Below is a listing; reproduce each line of it exactly.
▬▬▬▬▬▬
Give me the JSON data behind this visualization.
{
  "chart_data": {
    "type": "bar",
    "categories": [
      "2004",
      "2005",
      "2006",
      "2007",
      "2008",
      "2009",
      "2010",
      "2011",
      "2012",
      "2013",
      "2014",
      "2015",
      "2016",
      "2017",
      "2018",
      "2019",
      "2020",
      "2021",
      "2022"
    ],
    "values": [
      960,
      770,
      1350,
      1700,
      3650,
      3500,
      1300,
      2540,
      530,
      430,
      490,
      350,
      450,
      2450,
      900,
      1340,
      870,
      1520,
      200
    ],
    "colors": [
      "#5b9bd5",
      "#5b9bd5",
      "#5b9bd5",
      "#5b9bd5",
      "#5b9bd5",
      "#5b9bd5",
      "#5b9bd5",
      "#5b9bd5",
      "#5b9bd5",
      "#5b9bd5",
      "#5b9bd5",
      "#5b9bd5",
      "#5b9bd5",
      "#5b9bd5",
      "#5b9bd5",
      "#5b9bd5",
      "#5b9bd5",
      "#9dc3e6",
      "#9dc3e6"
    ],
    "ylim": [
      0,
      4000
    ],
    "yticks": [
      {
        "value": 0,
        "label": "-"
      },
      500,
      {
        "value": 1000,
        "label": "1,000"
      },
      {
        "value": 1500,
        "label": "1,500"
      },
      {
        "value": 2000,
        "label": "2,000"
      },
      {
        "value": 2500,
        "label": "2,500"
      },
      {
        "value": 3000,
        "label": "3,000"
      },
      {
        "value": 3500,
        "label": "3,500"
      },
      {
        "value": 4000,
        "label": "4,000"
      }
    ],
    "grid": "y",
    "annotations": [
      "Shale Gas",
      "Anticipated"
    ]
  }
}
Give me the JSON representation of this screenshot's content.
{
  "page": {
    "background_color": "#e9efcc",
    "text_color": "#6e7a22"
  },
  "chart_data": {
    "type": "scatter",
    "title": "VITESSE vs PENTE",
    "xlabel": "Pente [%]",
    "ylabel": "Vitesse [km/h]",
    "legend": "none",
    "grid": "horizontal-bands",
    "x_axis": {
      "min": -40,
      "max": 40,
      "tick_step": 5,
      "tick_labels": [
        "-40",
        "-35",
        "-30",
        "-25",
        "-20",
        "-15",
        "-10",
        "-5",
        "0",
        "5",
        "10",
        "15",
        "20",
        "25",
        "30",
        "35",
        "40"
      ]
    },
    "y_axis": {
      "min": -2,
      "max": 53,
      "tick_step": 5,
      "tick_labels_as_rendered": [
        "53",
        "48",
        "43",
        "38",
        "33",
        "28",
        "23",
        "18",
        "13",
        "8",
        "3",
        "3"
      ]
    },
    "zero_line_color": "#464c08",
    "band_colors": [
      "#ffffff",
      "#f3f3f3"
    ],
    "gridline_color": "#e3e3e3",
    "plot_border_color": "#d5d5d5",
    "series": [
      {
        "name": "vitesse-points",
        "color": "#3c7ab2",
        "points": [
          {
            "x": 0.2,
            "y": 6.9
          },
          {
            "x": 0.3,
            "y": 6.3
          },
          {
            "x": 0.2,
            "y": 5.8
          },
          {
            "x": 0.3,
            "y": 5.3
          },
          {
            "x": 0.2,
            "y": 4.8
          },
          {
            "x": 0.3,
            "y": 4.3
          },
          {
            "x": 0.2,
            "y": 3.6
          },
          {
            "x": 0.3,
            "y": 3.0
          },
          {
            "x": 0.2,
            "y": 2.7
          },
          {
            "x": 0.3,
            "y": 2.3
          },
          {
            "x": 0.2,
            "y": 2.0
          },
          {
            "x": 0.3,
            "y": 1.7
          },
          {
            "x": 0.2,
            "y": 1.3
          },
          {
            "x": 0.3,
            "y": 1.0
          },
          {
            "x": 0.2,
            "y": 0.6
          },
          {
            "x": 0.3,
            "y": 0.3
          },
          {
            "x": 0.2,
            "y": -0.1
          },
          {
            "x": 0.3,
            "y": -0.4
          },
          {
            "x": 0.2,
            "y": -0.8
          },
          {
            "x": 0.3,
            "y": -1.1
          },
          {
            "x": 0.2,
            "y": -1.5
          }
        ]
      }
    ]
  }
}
▬▬▬▬▬▬
OUTPUT OF THE TASK:
Give me the JSON data behind this visualization.
{
  "chart_data": {
    "type": "bar",
    "categories": [
      "2004",
      "2005",
      "2006",
      "2007",
      "2008",
      "2009",
      "2010",
      "2011",
      "2012",
      "2013",
      "2014",
      "2015",
      "2016",
      "2017",
      "2018",
      "2019",
      "2020",
      "2021",
      "2022"
    ],
    "values": [
      960,
      770,
      1350,
      1700,
      3650,
      3500,
      1300,
      2540,
      530,
      430,
      490,
      350,
      450,
      2450,
      900,
      1340,
      870,
      1520,
      200
    ],
    "colors": [
      "#5b9bd5",
      "#5b9bd5",
      "#5b9bd5",
      "#5b9bd5",
      "#5b9bd5",
      "#5b9bd5",
      "#5b9bd5",
      "#5b9bd5",
      "#5b9bd5",
      "#5b9bd5",
      "#5b9bd5",
      "#5b9bd5",
      "#5b9bd5",
      "#5b9bd5",
      "#5b9bd5",
      "#5b9bd5",
      "#5b9bd5",
      "#9dc3e6",
      "#9dc3e6"
    ],
    "ylim": [
      0,
      4000
    ],
    "yticks": [
      {
        "value": 0,
        "label": "-"
      },
      500,
      {
        "value": 1000,
        "label": "1,000"
      },
      {
        "value": 1500,
        "label": "1,500"
      },
      {
        "value": 2000,
        "label": "2,000"
      },
      {
        "value": 2500,
        "label": "2,500"
      },
      {
        "value": 3000,
        "label": "3,000"
      },
      {
        "value": 3500,
        "label": "3,500"
      },
      {
        "value": 4000,
        "label": "4,000"
      }
    ],
    "grid": "y",
    "annotations": [
      "Shale Gas",
      "Anticipated"
    ]
  }
}
Give me the JSON representation of this screenshot's content.
{
  "page": {
    "background_color": "#e9efcc",
    "text_color": "#6e7a22"
  },
  "chart_data": {
    "type": "scatter",
    "title": "VITESSE vs PENTE",
    "xlabel": "Pente [%]",
    "ylabel": "Vitesse [km/h]",
    "legend": "none",
    "grid": "horizontal-bands",
    "x_axis": {
      "min": -40,
      "max": 40,
      "tick_step": 5,
      "tick_labels": [
        "-40",
        "-35",
        "-30",
        "-25",
        "-20",
        "-15",
        "-10",
        "-5",
        "0",
        "5",
        "10",
        "15",
        "20",
        "25",
        "30",
        "35",
        "40"
      ]
    },
    "y_axis": {
      "min": -2,
      "max": 53,
      "tick_step": 5,
      "tick_labels_as_rendered": [
        "53",
        "48",
        "43",
        "38",
        "33",
        "28",
        "23",
        "18",
        "13",
        "8",
        "3",
        "3"
      ]
    },
    "zero_line_color": "#464c08",
    "band_colors": [
      "#ffffff",
      "#f3f3f3"
    ],
    "gridline_color": "#e3e3e3",
    "plot_border_color": "#d5d5d5",
    "series": [
      {
        "name": "vitesse-points",
        "color": "#3c7ab2",
        "points": [
          {
            "x": 0.2,
            "y": 6.9
          },
          {
            "x": 0.3,
            "y": 6.3
          },
          {
            "x": 0.2,
            "y": 5.8
          },
          {
            "x": 0.3,
            "y": 5.3
          },
          {
            "x": 0.2,
            "y": 4.8
          },
          {
            "x": 0.3,
            "y": 4.3
          },
          {
            "x": 0.2,
            "y": 3.6
          },
          {
            "x": 0.3,
            "y": 3.0
          },
          {
            "x": 0.2,
            "y": 2.7
          },
          {
            "x": 0.3,
            "y": 2.3
          },
          {
            "x": 0.2,
            "y": 2.0
          },
          {
            "x": 0.3,
            "y": 1.7
          },
          {
            "x": 0.2,
            "y": 1.3
          },
          {
            "x": 0.3,
            "y": 1.0
          },
          {
            "x": 0.2,
            "y": 0.6
          },
          {
            "x": 0.3,
            "y": 0.3
          },
          {
            "x": 0.2,
            "y": -0.1
          },
          {
            "x": 0.3,
            "y": -0.4
          },
          {
            "x": 0.2,
            "y": -0.8
          },
          {
            "x": 0.3,
            "y": -1.1
          },
          {
            "x": 0.2,
            "y": -1.5
          }
        ]
      }
    ]
  }
}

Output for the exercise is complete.